_Exercise prompt:_
Pull out every line below containing the word "единицу".

_Data for processing:_
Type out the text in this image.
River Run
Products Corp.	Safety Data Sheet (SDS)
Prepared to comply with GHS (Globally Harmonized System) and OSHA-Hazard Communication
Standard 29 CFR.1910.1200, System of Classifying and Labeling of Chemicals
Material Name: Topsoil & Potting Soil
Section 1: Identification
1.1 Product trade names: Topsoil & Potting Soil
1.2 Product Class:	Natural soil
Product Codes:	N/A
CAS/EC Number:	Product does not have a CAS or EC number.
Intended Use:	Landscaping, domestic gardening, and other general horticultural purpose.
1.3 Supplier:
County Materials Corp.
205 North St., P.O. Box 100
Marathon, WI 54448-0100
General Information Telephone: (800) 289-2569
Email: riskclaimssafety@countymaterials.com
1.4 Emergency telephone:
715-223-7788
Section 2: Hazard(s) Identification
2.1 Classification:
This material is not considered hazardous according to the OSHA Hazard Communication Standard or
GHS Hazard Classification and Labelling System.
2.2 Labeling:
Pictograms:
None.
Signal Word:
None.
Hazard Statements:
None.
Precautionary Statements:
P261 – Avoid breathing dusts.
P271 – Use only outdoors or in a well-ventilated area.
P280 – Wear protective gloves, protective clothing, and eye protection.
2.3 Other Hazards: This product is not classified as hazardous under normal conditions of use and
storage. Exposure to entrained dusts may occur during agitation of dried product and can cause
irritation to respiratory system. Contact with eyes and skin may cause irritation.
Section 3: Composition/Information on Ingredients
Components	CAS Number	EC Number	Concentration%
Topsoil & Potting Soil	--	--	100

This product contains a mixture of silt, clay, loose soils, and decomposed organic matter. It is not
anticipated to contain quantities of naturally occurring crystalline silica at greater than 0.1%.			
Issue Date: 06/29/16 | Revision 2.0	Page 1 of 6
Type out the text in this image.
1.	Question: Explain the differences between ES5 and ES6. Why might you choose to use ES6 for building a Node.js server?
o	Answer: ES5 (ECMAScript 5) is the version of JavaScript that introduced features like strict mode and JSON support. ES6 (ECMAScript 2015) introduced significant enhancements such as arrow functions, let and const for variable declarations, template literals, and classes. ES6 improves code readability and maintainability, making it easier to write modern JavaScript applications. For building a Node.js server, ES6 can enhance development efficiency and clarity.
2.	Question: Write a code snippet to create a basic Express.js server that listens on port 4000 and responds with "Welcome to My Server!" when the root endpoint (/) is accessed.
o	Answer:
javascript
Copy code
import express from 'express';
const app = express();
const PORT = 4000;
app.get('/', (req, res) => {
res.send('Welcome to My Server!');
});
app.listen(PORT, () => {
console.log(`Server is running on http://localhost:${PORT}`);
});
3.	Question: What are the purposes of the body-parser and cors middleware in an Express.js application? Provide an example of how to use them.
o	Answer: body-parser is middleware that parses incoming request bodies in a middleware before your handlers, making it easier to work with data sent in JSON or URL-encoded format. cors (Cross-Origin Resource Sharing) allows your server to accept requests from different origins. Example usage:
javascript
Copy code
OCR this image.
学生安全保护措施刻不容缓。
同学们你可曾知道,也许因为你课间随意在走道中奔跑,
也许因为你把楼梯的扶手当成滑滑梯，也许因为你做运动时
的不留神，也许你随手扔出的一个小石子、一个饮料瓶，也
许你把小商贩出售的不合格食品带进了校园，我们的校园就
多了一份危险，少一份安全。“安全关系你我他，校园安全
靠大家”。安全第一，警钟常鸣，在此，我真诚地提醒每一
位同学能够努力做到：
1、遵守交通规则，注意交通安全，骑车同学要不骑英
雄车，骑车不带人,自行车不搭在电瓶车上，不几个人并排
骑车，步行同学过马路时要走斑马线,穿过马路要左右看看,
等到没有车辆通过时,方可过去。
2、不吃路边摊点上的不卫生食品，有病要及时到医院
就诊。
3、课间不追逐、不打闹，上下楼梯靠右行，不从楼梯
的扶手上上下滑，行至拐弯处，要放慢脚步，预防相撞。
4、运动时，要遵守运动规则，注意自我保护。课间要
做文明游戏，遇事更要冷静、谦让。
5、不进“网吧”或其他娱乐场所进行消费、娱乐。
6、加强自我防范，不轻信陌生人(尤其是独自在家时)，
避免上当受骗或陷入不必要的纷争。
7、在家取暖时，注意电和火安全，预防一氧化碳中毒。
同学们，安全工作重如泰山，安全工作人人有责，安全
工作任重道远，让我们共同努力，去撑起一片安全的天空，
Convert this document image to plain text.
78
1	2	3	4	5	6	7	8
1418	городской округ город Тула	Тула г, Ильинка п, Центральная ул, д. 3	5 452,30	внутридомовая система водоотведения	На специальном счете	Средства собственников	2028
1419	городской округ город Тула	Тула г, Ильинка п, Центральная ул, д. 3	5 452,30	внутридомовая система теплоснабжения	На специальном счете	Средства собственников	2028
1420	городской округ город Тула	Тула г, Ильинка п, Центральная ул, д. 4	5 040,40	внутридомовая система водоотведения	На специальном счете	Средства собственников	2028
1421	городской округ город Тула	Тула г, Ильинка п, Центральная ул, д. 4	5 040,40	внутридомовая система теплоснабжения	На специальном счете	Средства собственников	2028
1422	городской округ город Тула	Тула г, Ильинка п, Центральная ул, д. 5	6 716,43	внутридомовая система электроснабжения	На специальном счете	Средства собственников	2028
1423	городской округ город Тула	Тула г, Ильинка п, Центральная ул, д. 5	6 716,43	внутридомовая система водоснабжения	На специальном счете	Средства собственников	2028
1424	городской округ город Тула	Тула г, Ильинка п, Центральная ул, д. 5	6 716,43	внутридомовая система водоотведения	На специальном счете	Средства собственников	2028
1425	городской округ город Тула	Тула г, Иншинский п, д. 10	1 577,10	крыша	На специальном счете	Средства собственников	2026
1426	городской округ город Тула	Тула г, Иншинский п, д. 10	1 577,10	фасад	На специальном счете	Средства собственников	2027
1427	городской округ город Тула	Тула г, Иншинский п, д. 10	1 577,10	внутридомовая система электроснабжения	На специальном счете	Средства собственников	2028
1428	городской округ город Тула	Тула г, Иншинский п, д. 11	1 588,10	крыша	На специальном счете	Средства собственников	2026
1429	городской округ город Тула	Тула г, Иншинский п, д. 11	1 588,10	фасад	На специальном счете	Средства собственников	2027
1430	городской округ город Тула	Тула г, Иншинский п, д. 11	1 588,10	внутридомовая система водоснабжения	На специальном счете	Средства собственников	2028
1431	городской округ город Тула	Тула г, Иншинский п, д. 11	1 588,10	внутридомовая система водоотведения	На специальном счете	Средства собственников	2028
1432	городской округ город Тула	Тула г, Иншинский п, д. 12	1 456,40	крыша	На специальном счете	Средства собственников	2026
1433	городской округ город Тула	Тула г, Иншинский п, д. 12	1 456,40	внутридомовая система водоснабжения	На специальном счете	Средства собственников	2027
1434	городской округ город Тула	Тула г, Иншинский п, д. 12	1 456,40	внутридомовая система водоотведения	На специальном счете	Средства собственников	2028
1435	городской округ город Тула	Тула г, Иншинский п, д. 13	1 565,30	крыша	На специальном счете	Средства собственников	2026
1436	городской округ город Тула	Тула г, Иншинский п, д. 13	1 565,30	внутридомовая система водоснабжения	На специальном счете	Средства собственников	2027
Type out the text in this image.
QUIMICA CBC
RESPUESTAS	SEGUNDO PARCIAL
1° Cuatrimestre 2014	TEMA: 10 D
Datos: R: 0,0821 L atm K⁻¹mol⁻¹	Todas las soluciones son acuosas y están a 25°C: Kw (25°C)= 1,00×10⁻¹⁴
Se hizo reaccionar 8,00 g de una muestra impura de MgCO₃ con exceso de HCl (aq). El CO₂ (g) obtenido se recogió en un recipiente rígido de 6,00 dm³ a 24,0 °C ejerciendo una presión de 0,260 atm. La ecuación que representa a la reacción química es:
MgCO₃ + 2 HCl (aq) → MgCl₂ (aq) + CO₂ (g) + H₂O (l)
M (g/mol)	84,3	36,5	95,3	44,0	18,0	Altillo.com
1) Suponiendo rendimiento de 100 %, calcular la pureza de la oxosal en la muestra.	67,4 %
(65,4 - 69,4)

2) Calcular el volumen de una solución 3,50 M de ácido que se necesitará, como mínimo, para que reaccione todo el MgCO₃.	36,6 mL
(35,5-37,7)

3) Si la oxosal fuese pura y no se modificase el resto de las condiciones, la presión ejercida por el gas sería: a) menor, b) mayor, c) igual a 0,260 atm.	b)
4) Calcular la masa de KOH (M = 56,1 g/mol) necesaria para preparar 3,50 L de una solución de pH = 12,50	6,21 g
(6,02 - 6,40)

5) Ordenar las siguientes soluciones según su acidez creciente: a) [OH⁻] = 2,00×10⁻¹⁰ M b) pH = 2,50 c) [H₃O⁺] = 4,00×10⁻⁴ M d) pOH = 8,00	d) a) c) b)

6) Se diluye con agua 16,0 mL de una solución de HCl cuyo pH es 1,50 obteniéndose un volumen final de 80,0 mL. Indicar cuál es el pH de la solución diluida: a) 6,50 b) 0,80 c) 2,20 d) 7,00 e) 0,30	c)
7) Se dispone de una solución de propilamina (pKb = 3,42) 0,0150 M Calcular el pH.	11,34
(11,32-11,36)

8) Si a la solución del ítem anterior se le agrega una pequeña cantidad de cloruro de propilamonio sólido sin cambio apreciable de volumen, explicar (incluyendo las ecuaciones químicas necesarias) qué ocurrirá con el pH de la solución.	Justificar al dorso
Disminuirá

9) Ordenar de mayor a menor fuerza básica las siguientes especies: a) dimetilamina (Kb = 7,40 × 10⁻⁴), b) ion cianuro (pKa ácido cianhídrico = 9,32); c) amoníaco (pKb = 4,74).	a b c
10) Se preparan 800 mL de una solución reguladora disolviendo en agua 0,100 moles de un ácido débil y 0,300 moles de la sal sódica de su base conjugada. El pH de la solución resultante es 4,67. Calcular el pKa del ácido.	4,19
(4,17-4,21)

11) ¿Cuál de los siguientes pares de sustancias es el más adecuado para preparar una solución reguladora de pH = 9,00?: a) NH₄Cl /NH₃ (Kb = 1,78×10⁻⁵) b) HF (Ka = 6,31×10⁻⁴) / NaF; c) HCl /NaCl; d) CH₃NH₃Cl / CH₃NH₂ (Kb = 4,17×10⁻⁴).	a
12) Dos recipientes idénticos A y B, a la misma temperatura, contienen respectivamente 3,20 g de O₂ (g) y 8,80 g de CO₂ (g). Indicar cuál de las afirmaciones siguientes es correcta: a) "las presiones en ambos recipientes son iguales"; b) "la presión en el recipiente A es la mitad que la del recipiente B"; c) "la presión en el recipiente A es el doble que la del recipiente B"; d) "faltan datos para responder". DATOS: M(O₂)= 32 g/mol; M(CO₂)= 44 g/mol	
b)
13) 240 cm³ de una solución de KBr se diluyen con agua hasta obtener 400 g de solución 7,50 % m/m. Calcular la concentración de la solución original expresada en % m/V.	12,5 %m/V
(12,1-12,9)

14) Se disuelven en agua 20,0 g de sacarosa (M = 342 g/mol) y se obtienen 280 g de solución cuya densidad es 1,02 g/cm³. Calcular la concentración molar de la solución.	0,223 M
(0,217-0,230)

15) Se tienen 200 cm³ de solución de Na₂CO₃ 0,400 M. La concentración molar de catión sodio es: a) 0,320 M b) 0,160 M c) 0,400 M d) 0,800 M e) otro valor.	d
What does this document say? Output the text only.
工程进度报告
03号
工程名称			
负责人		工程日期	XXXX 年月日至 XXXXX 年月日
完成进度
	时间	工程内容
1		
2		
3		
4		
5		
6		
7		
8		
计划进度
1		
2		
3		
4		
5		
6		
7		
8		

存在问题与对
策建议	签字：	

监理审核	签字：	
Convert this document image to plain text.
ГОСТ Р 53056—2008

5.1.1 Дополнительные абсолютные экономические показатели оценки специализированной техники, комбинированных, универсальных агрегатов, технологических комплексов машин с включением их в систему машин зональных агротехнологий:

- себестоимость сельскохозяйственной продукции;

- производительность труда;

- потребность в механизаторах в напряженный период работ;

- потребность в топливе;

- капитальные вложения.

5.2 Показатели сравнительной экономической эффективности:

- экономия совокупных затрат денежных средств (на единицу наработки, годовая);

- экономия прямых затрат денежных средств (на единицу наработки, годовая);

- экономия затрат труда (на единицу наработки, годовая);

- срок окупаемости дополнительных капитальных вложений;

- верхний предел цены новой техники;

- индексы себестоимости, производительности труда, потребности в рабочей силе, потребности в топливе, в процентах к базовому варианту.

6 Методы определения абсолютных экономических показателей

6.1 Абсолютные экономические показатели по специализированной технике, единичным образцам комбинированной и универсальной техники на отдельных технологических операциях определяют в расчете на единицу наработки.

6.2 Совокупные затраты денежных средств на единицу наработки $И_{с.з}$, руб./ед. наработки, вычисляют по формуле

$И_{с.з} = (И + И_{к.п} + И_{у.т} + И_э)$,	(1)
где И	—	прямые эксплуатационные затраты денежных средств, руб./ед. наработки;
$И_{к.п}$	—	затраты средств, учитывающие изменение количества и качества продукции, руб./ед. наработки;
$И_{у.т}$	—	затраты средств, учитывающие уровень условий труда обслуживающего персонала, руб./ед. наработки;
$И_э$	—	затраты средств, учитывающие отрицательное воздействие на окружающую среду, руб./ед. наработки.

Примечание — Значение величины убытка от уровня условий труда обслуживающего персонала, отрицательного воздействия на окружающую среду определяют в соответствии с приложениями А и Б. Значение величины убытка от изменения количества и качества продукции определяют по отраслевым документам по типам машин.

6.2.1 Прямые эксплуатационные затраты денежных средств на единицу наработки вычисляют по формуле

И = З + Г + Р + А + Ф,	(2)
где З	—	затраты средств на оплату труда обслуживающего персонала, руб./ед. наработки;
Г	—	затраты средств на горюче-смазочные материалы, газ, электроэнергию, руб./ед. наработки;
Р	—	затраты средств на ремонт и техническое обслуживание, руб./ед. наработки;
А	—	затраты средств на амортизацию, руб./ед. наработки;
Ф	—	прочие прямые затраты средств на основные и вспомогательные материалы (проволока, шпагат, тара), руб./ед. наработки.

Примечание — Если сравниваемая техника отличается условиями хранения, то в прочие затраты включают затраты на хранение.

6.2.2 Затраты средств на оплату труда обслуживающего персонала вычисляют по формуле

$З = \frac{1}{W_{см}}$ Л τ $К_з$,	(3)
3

_Response to this task:_
- экономия совокупных затрат денежных средств (на единицу наработки, годовая);
- экономия прямых затрат денежных средств (на единицу наработки, годовая);
- экономия затрат труда (на единицу наработки, годовая);
6.1 Абсолютные экономические показатели по специализированной технике, единичным образцам комбинированной и универсальной техники на отдельных технологических операциях определяют в расчете на единицу наработки.
6.2 Совокупные затраты денежных средств на единицу наработки $И_{с.з}$, руб./ед. наработки, вычисляют по формуле
6.2.1 Прямые эксплуатационные затраты денежных средств на единицу наработки вычисляют по формуле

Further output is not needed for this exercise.